Records about charts and figures

◇ ◇ ◇ ◇

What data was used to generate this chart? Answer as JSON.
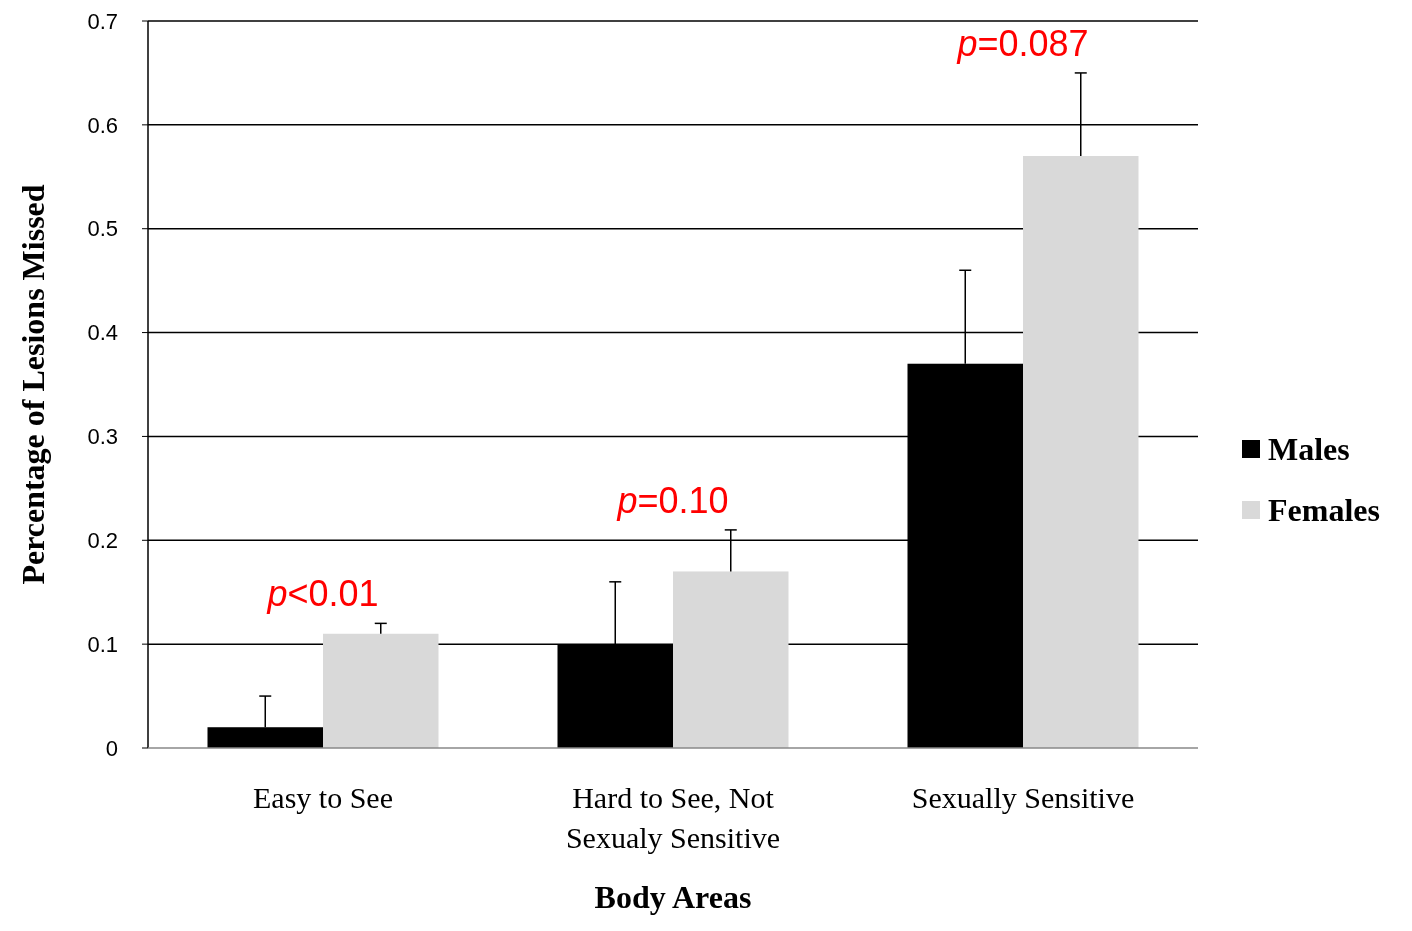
{
  "chart_data": {
    "type": "bar",
    "xlabel": "Body Areas",
    "ylabel": "Percentage of Lesions Missed",
    "categories": [
      "Easy to See",
      "Hard to See, Not Sexualy Sensitive",
      "Sexually Sensitive"
    ],
    "series": [
      {
        "name": "Males",
        "color": "#000000",
        "values": [
          0.02,
          0.1,
          0.37
        ],
        "errors": [
          [
            0.02,
            0.05
          ],
          [
            0.1,
            0.16
          ],
          [
            0.37,
            0.46
          ]
        ]
      },
      {
        "name": "Females",
        "color": "#d9d9d9",
        "values": [
          0.11,
          0.17,
          0.57
        ],
        "errors": [
          [
            0.11,
            0.12
          ],
          [
            0.17,
            0.21
          ],
          [
            0.57,
            0.65
          ]
        ]
      }
    ],
    "ylim": [
      0,
      0.7
    ],
    "yticks": [
      0,
      0.1,
      0.2,
      0.3,
      0.4,
      0.5,
      0.6,
      0.7
    ],
    "grid": "y",
    "legend": "right",
    "annotations": [
      "p<0.01",
      "p=0.10",
      "p=0.087"
    ]
  }
}
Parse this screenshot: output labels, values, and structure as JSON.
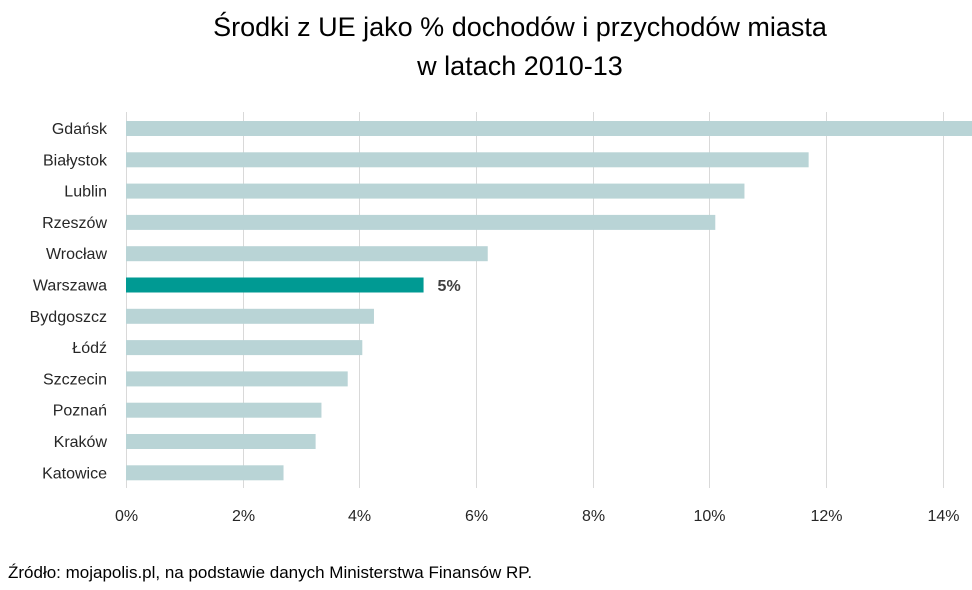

◇ ◇ ◇ ◇

# Directive
Reproduce each entry verbatim, excluding any embedded images.

# Answer below
What data was used to generate this chart? Answer as JSON.
{
  "chart_data": {
    "type": "bar",
    "xlabel": "Body Areas",
    "ylabel": "Percentage of Lesions Missed",
    "categories": [
      "Easy to See",
      "Hard to See, Not Sexualy Sensitive",
      "Sexually Sensitive"
    ],
    "series": [
      {
        "name": "Males",
        "color": "#000000",
        "values": [
          0.02,
          0.1,
          0.37
        ],
        "errors": [
          [
            0.02,
            0.05
          ],
          [
            0.1,
            0.16
          ],
          [
            0.37,
            0.46
          ]
        ]
      },
      {
        "name": "Females",
        "color": "#d9d9d9",
        "values": [
          0.11,
          0.17,
          0.57
        ],
        "errors": [
          [
            0.11,
            0.12
          ],
          [
            0.17,
            0.21
          ],
          [
            0.57,
            0.65
          ]
        ]
      }
    ],
    "ylim": [
      0,
      0.7
    ],
    "yticks": [
      0,
      0.1,
      0.2,
      0.3,
      0.4,
      0.5,
      0.6,
      0.7
    ],
    "grid": "y",
    "legend": "right",
    "annotations": [
      "p<0.01",
      "p=0.10",
      "p=0.087"
    ]
  }
}
Parse this screenshot: output labels, values, and structure as JSON.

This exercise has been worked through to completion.